### Problem to solve:
An exact reproduction of the records is required, with all images left out.

### Extracted records:
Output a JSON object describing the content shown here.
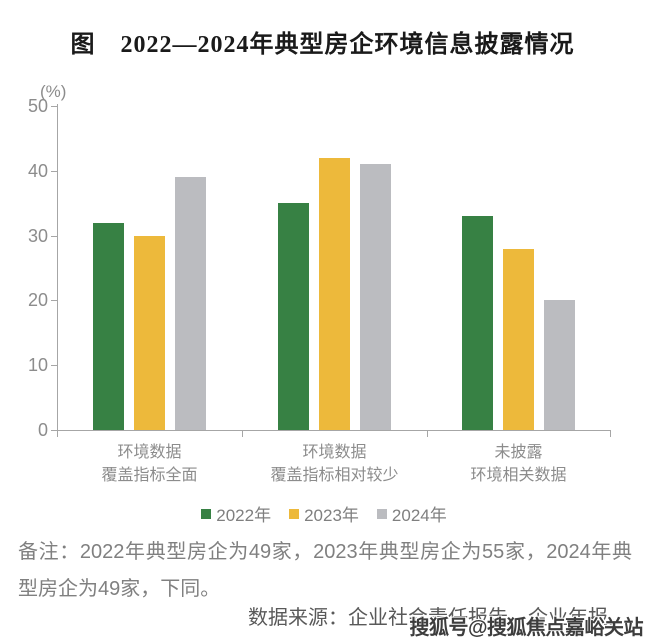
{
  "title": "图　2022—2024年典型房企环境信息披露情况",
  "chart_data": {
    "type": "bar",
    "title": "图　2022—2024年典型房企环境信息披露情况",
    "unit_label": "(%)",
    "categories": [
      {
        "line1": "环境数据",
        "line2": "覆盖指标全面"
      },
      {
        "line1": "环境数据",
        "line2": "覆盖指标相对较少"
      },
      {
        "line1": "未披露",
        "line2": "环境相关数据"
      }
    ],
    "series": [
      {
        "name": "2022年",
        "color": "#378144",
        "values": [
          32,
          35,
          33
        ]
      },
      {
        "name": "2023年",
        "color": "#EDB93B",
        "values": [
          30,
          42,
          28
        ]
      },
      {
        "name": "2024年",
        "color": "#BBBCC0",
        "values": [
          39,
          41,
          20
        ]
      }
    ],
    "ylim": [
      0,
      50
    ],
    "yticks": [
      0,
      10,
      20,
      30,
      40,
      50
    ],
    "grid": false,
    "legend_position": "bottom"
  },
  "colors": {
    "bar_2022": "#378144",
    "bar_2023": "#EDB93B",
    "bar_2024": "#BBBCC0",
    "axis": "#A6A6A6",
    "tick_label": "#8C8C8C",
    "legend_text": "#7F7F7F",
    "note_text": "#808080",
    "source_text": "#595959",
    "title_text": "#1A1A1A"
  },
  "note_line": "备注：2022年典型房企为49家，2023年典型房企为55家，2024年典型房企为49家，下同。",
  "source_line": "数据来源：企业社会责任报告、企业年报。",
  "watermark": "搜狐号@搜狐焦点嘉峪关站"
}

### Reply to the task:
Output a JSON object describing the content shown here.
{
  "title": "图　2022—2024年典型房企环境信息披露情况",
  "chart_data": {
    "type": "bar",
    "title": "图　2022—2024年典型房企环境信息披露情况",
    "unit_label": "(%)",
    "categories": [
      {
        "line1": "环境数据",
        "line2": "覆盖指标全面"
      },
      {
        "line1": "环境数据",
        "line2": "覆盖指标相对较少"
      },
      {
        "line1": "未披露",
        "line2": "环境相关数据"
      }
    ],
    "series": [
      {
        "name": "2022年",
        "color": "#378144",
        "values": [
          32,
          35,
          33
        ]
      },
      {
        "name": "2023年",
        "color": "#EDB93B",
        "values": [
          30,
          42,
          28
        ]
      },
      {
        "name": "2024年",
        "color": "#BBBCC0",
        "values": [
          39,
          41,
          20
        ]
      }
    ],
    "ylim": [
      0,
      50
    ],
    "yticks": [
      0,
      10,
      20,
      30,
      40,
      50
    ],
    "grid": false,
    "legend_position": "bottom"
  },
  "colors": {
    "bar_2022": "#378144",
    "bar_2023": "#EDB93B",
    "bar_2024": "#BBBCC0",
    "axis": "#A6A6A6",
    "tick_label": "#8C8C8C",
    "legend_text": "#7F7F7F",
    "note_text": "#808080",
    "source_text": "#595959",
    "title_text": "#1A1A1A"
  },
  "note_line": "备注：2022年典型房企为49家，2023年典型房企为55家，2024年典型房企为49家，下同。",
  "source_line": "数据来源：企业社会责任报告、企业年报。",
  "watermark": "搜狐号@搜狐焦点嘉峪关站"
}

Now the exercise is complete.